Written problem = Reproduce the listing below in full and without alteration, apart from its pictures.
##### Given data
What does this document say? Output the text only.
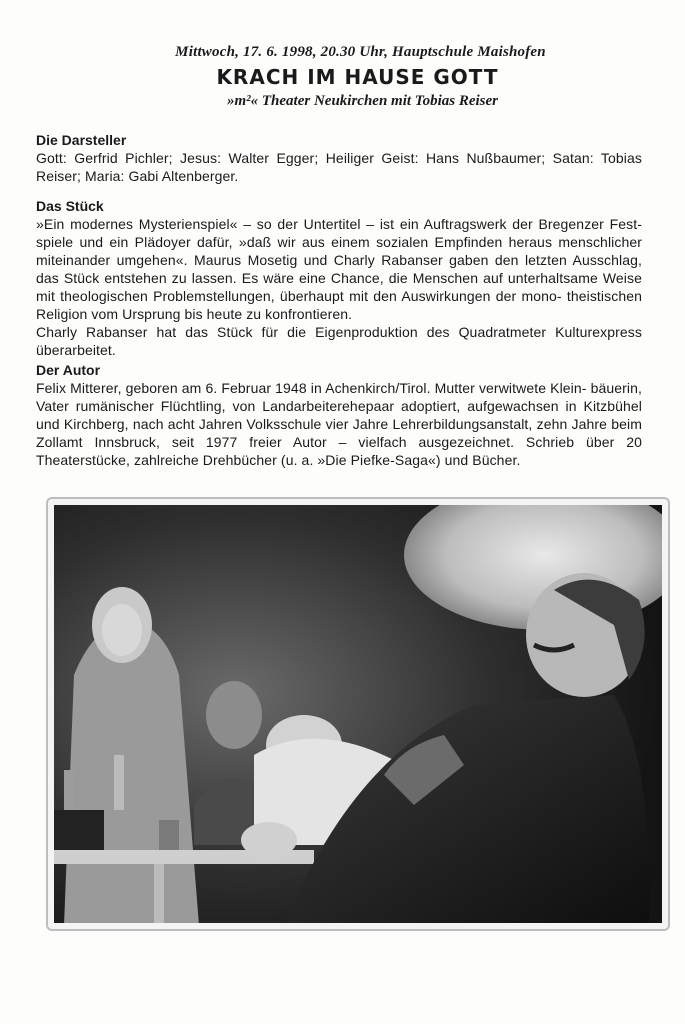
Mittwoch, 17. 6. 1998, 20.30 Uhr, Hauptschule Maishofen

KRACH IM HAUSE GOTT

»m²« Theater Neukirchen mit Tobias Reiser

Die Darsteller

Gott: Gerfrid Pichler; Jesus: Walter Egger; Heiliger Geist: Hans Nußbaumer; Satan: Tobias Reiser; Maria: Gabi Altenberger.

Das Stück

»Ein modernes Mysterienspiel« – so der Untertitel – ist ein Auftragswerk der Bregenzer Fest- spiele und ein Plädoyer dafür, »daß wir aus einem sozialen Empfinden heraus menschlicher miteinander umgehen«. Maurus Mosetig und Charly Rabanser gaben den letzten Ausschlag, das Stück entstehen zu lassen. Es wäre eine Chance, die Menschen auf unterhaltsame Weise mit theologischen Problemstellungen, überhaupt mit den Auswirkungen der mono- theistischen Religion vom Ursprung bis heute zu konfrontieren.
Charly Rabanser hat das Stück für die Eigenproduktion des Quadratmeter Kulturexpress überarbeitet.

Der Autor

Felix Mitterer, geboren am 6. Februar 1948 in Achenkirch/Tirol. Mutter verwitwete Klein- bäuerin, Vater rumänischer Flüchtling, von Landarbeiterehepaar adoptiert, aufgewachsen in Kitzbühel und Kirchberg, nach acht Jahren Volksschule vier Jahre Lehrerbildungsanstalt, zehn Jahre beim Zollamt Innsbruck, seit 1977 freier Autor – vielfach ausgezeichnet. Schrieb über 20 Theaterstücke, zahlreiche Drehbücher (u. a. »Die Piefke-Saga«) und Bücher.
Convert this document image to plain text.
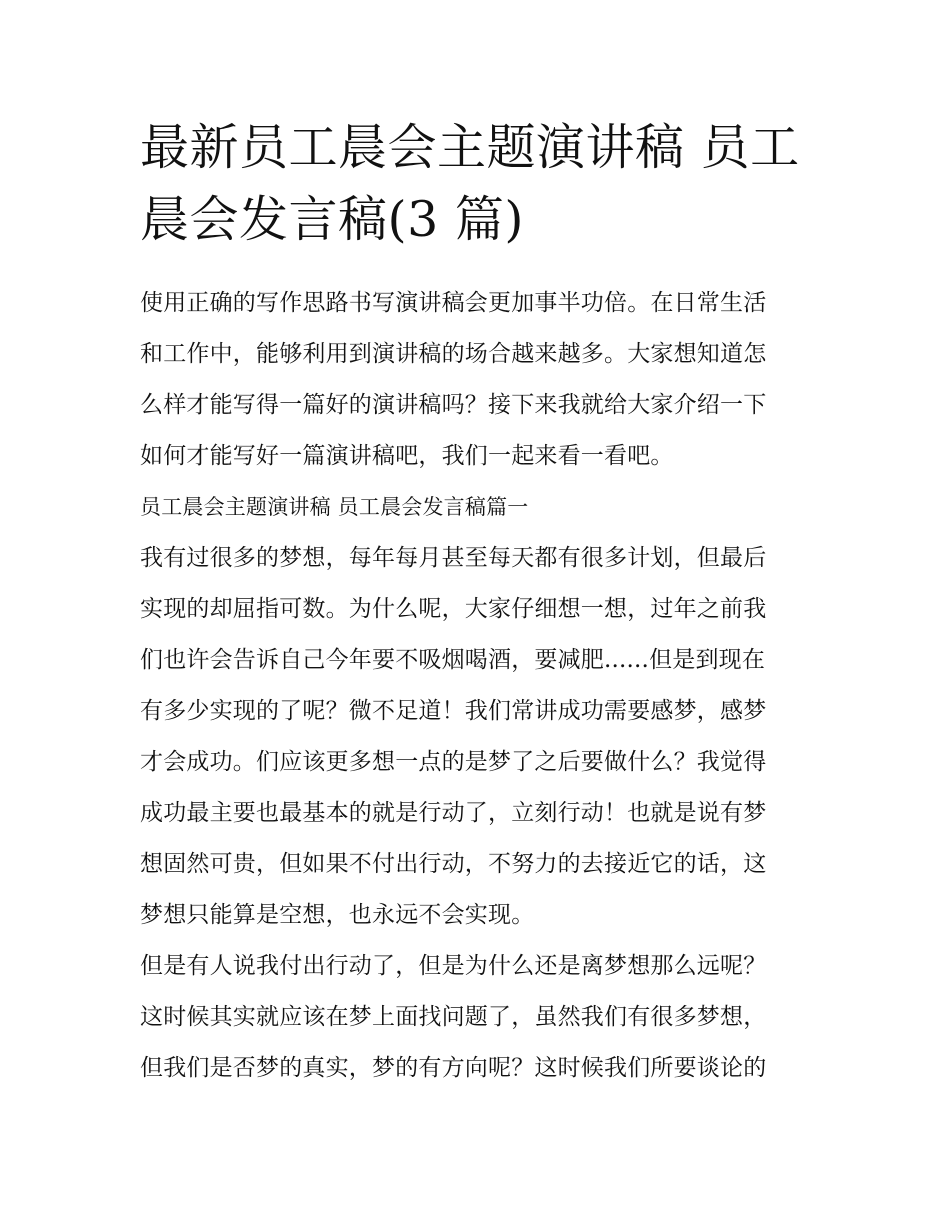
最新员工晨会主题演讲稿 员工
晨会发言稿(3 篇)
使用正确的写作思路书写演讲稿会更加事半功倍。在日常生活
和工作中，能够利用到演讲稿的场合越来越多。大家想知道怎
么样才能写得一篇好的演讲稿吗？接下来我就给大家介绍一下
如何才能写好一篇演讲稿吧，我们一起来看一看吧。
员工晨会主题演讲稿 员工晨会发言稿篇一
我有过很多的梦想，每年每月甚至每天都有很多计划，但最后
实现的却屈指可数。为什么呢，大家仔细想一想，过年之前我
们也许会告诉自己今年要不吸烟喝酒，要减肥......但是到现在
有多少实现的了呢？微不足道！我们常讲成功需要感梦，感梦
才会成功。们应该更多想一点的是梦了之后要做什么？我觉得
成功最主要也最基本的就是行动了，立刻行动！也就是说有梦
想固然可贵，但如果不付出行动，不努力的去接近它的话，这
梦想只能算是空想，也永远不会实现。
但是有人说我付出行动了，但是为什么还是离梦想那么远呢？
这时候其实就应该在梦上面找问题了，虽然我们有很多梦想，
但我们是否梦的真实，梦的有方向呢？这时候我们所要谈论的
##########
Final answer =
What does this document say? Output the text only.
Mittwoch, 17. 6. 1998, 20.30 Uhr, Hauptschule Maishofen

KRACH IM HAUSE GOTT

»m²« Theater Neukirchen mit Tobias Reiser

Die Darsteller

Gott: Gerfrid Pichler; Jesus: Walter Egger; Heiliger Geist: Hans Nußbaumer; Satan: Tobias Reiser; Maria: Gabi Altenberger.

Das Stück

»Ein modernes Mysterienspiel« – so der Untertitel – ist ein Auftragswerk der Bregenzer Fest- spiele und ein Plädoyer dafür, »daß wir aus einem sozialen Empfinden heraus menschlicher miteinander umgehen«. Maurus Mosetig und Charly Rabanser gaben den letzten Ausschlag, das Stück entstehen zu lassen. Es wäre eine Chance, die Menschen auf unterhaltsame Weise mit theologischen Problemstellungen, überhaupt mit den Auswirkungen der mono- theistischen Religion vom Ursprung bis heute zu konfrontieren.
Charly Rabanser hat das Stück für die Eigenproduktion des Quadratmeter Kulturexpress überarbeitet.

Der Autor

Felix Mitterer, geboren am 6. Februar 1948 in Achenkirch/Tirol. Mutter verwitwete Klein- bäuerin, Vater rumänischer Flüchtling, von Landarbeiterehepaar adoptiert, aufgewachsen in Kitzbühel und Kirchberg, nach acht Jahren Volksschule vier Jahre Lehrerbildungsanstalt, zehn Jahre beim Zollamt Innsbruck, seit 1977 freier Autor – vielfach ausgezeichnet. Schrieb über 20 Theaterstücke, zahlreiche Drehbücher (u. a. »Die Piefke-Saga«) und Bücher.
Convert this document image to plain text.
最新员工晨会主题演讲稿 员工
晨会发言稿(3 篇)
使用正确的写作思路书写演讲稿会更加事半功倍。在日常生活
和工作中，能够利用到演讲稿的场合越来越多。大家想知道怎
么样才能写得一篇好的演讲稿吗？接下来我就给大家介绍一下
如何才能写好一篇演讲稿吧，我们一起来看一看吧。
员工晨会主题演讲稿 员工晨会发言稿篇一
我有过很多的梦想，每年每月甚至每天都有很多计划，但最后
实现的却屈指可数。为什么呢，大家仔细想一想，过年之前我
们也许会告诉自己今年要不吸烟喝酒，要减肥......但是到现在
有多少实现的了呢？微不足道！我们常讲成功需要感梦，感梦
才会成功。们应该更多想一点的是梦了之后要做什么？我觉得
成功最主要也最基本的就是行动了，立刻行动！也就是说有梦
想固然可贵，但如果不付出行动，不努力的去接近它的话，这
梦想只能算是空想，也永远不会实现。
但是有人说我付出行动了，但是为什么还是离梦想那么远呢？
这时候其实就应该在梦上面找问题了，虽然我们有很多梦想，
但我们是否梦的真实，梦的有方向呢？这时候我们所要谈论的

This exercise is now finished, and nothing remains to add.